ENTRIES SHOWN –
□ □ □

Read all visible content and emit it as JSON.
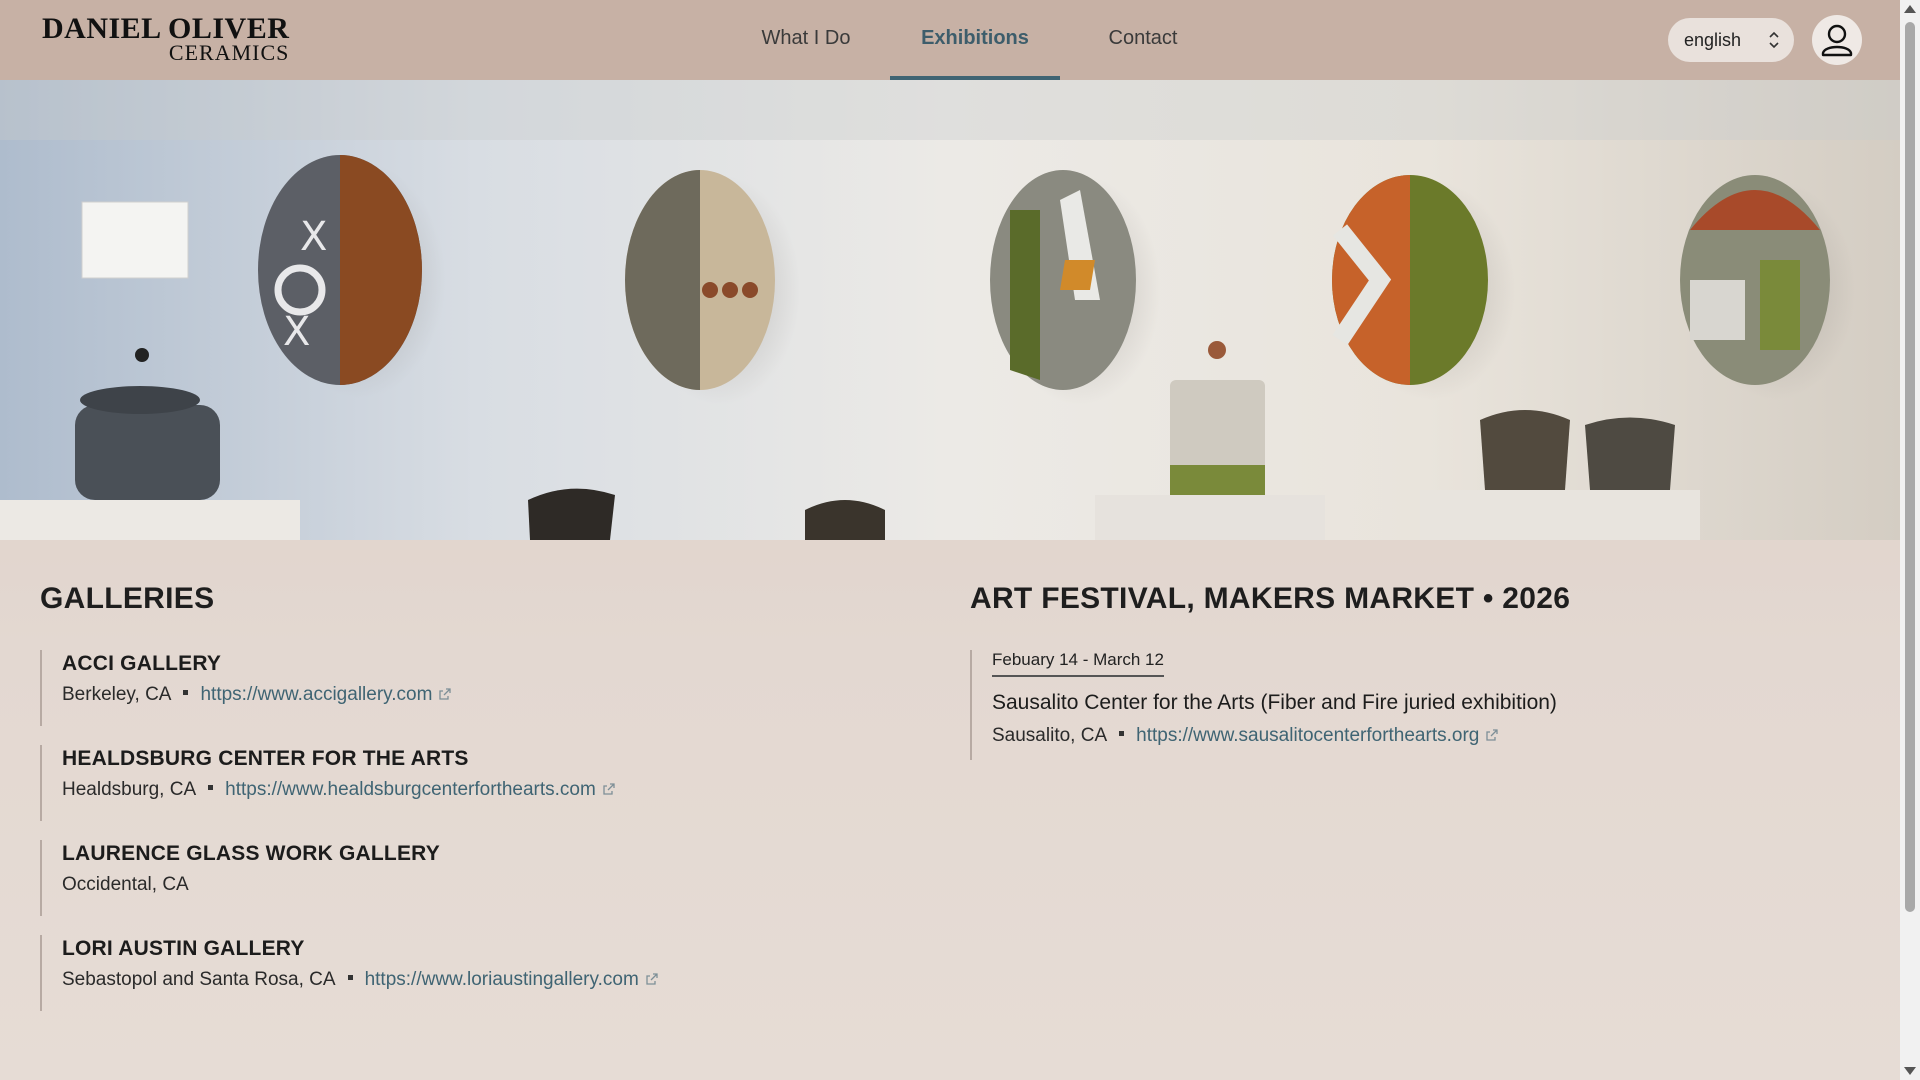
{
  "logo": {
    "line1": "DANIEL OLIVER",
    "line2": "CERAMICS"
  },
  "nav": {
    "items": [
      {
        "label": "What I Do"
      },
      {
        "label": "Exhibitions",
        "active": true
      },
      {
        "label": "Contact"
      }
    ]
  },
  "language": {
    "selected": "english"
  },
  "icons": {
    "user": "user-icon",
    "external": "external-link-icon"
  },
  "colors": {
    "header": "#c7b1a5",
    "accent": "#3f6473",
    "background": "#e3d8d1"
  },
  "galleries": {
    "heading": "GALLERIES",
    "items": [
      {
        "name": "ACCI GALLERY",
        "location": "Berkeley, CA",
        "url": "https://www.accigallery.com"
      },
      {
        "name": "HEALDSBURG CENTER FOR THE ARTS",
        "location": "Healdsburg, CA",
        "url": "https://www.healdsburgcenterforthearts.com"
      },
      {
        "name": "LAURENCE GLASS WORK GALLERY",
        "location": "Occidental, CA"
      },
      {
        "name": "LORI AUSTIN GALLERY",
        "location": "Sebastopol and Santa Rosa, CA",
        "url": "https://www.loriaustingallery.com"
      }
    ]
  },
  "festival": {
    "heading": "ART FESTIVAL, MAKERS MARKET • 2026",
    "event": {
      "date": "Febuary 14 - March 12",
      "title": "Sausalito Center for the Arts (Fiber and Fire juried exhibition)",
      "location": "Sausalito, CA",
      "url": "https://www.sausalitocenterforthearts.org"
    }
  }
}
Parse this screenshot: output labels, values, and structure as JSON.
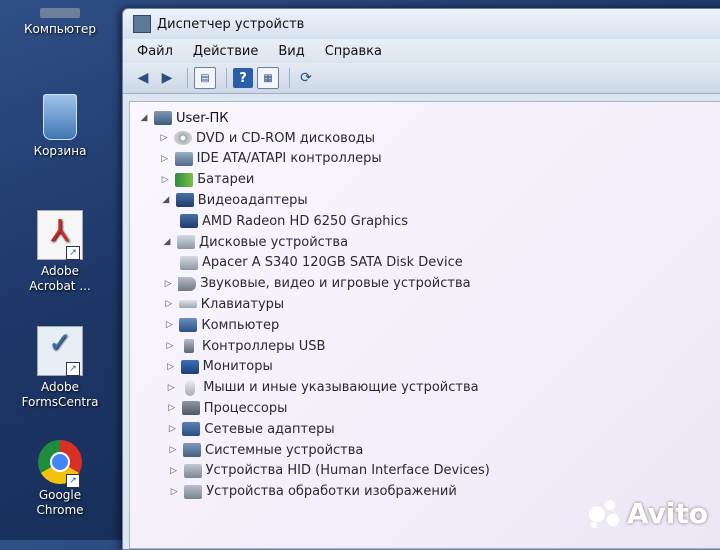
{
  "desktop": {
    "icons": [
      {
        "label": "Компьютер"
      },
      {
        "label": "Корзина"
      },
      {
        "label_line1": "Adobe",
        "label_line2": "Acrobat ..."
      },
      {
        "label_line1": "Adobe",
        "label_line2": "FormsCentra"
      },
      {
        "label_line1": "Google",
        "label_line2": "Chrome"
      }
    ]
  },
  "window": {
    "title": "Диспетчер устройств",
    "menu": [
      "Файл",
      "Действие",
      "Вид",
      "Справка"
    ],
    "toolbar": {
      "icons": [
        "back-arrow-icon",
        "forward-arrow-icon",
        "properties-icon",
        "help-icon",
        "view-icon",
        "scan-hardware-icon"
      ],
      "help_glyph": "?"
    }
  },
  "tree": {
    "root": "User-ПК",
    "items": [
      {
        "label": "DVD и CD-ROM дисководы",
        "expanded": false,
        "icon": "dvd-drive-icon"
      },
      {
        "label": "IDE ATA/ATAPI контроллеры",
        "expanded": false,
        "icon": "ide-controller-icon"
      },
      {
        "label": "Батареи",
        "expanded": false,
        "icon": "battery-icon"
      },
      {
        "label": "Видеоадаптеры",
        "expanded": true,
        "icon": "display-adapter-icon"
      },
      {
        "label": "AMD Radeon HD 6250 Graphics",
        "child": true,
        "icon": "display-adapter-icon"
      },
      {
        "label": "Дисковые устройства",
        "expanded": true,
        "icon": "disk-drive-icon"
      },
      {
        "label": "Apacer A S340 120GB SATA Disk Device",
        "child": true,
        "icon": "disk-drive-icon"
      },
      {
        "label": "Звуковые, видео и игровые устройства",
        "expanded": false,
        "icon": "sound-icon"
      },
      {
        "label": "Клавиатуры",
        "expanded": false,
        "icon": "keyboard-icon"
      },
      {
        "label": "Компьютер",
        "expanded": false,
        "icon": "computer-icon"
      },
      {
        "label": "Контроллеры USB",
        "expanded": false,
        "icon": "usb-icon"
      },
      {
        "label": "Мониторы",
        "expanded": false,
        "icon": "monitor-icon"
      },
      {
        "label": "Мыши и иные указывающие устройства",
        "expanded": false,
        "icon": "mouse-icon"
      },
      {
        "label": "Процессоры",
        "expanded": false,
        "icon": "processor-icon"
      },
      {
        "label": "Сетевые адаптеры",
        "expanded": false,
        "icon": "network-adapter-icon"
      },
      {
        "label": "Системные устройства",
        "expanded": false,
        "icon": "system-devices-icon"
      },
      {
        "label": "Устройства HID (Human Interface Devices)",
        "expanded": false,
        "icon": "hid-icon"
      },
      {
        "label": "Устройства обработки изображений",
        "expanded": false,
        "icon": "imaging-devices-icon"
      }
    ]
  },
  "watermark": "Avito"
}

□ □ □

WHAT IS NEEDED – Copy every record above exactly as written, but leave out the pictures.

THE SOLUTION –
Read all visible content and emit it as JSON.
{
  "logo": {
    "line1": "DANIEL OLIVER",
    "line2": "CERAMICS"
  },
  "nav": {
    "items": [
      {
        "label": "What I Do"
      },
      {
        "label": "Exhibitions",
        "active": true
      },
      {
        "label": "Contact"
      }
    ]
  },
  "language": {
    "selected": "english"
  },
  "icons": {
    "user": "user-icon",
    "external": "external-link-icon"
  },
  "colors": {
    "header": "#c7b1a5",
    "accent": "#3f6473",
    "background": "#e3d8d1"
  },
  "galleries": {
    "heading": "GALLERIES",
    "items": [
      {
        "name": "ACCI GALLERY",
        "location": "Berkeley, CA",
        "url": "https://www.accigallery.com"
      },
      {
        "name": "HEALDSBURG CENTER FOR THE ARTS",
        "location": "Healdsburg, CA",
        "url": "https://www.healdsburgcenterforthearts.com"
      },
      {
        "name": "LAURENCE GLASS WORK GALLERY",
        "location": "Occidental, CA"
      },
      {
        "name": "LORI AUSTIN GALLERY",
        "location": "Sebastopol and Santa Rosa, CA",
        "url": "https://www.loriaustingallery.com"
      }
    ]
  },
  "festival": {
    "heading": "ART FESTIVAL, MAKERS MARKET • 2026",
    "event": {
      "date": "Febuary 14 - March 12",
      "title": "Sausalito Center for the Arts (Fiber and Fire juried exhibition)",
      "location": "Sausalito, CA",
      "url": "https://www.sausalitocenterforthearts.org"
    }
  }
}
Parse this screenshot: output labels, values, and structure as JSON.
{
  "desktop": {
    "icons": [
      {
        "label": "Компьютер"
      },
      {
        "label": "Корзина"
      },
      {
        "label_line1": "Adobe",
        "label_line2": "Acrobat ..."
      },
      {
        "label_line1": "Adobe",
        "label_line2": "FormsCentra"
      },
      {
        "label_line1": "Google",
        "label_line2": "Chrome"
      }
    ]
  },
  "window": {
    "title": "Диспетчер устройств",
    "menu": [
      "Файл",
      "Действие",
      "Вид",
      "Справка"
    ],
    "toolbar": {
      "icons": [
        "back-arrow-icon",
        "forward-arrow-icon",
        "properties-icon",
        "help-icon",
        "view-icon",
        "scan-hardware-icon"
      ],
      "help_glyph": "?"
    }
  },
  "tree": {
    "root": "User-ПК",
    "items": [
      {
        "label": "DVD и CD-ROM дисководы",
        "expanded": false,
        "icon": "dvd-drive-icon"
      },
      {
        "label": "IDE ATA/ATAPI контроллеры",
        "expanded": false,
        "icon": "ide-controller-icon"
      },
      {
        "label": "Батареи",
        "expanded": false,
        "icon": "battery-icon"
      },
      {
        "label": "Видеоадаптеры",
        "expanded": true,
        "icon": "display-adapter-icon"
      },
      {
        "label": "AMD Radeon HD 6250 Graphics",
        "child": true,
        "icon": "display-adapter-icon"
      },
      {
        "label": "Дисковые устройства",
        "expanded": true,
        "icon": "disk-drive-icon"
      },
      {
        "label": "Apacer A S340 120GB SATA Disk Device",
        "child": true,
        "icon": "disk-drive-icon"
      },
      {
        "label": "Звуковые, видео и игровые устройства",
        "expanded": false,
        "icon": "sound-icon"
      },
      {
        "label": "Клавиатуры",
        "expanded": false,
        "icon": "keyboard-icon"
      },
      {
        "label": "Компьютер",
        "expanded": false,
        "icon": "computer-icon"
      },
      {
        "label": "Контроллеры USB",
        "expanded": false,
        "icon": "usb-icon"
      },
      {
        "label": "Мониторы",
        "expanded": false,
        "icon": "monitor-icon"
      },
      {
        "label": "Мыши и иные указывающие устройства",
        "expanded": false,
        "icon": "mouse-icon"
      },
      {
        "label": "Процессоры",
        "expanded": false,
        "icon": "processor-icon"
      },
      {
        "label": "Сетевые адаптеры",
        "expanded": false,
        "icon": "network-adapter-icon"
      },
      {
        "label": "Системные устройства",
        "expanded": false,
        "icon": "system-devices-icon"
      },
      {
        "label": "Устройства HID (Human Interface Devices)",
        "expanded": false,
        "icon": "hid-icon"
      },
      {
        "label": "Устройства обработки изображений",
        "expanded": false,
        "icon": "imaging-devices-icon"
      }
    ]
  },
  "watermark": "Avito"
}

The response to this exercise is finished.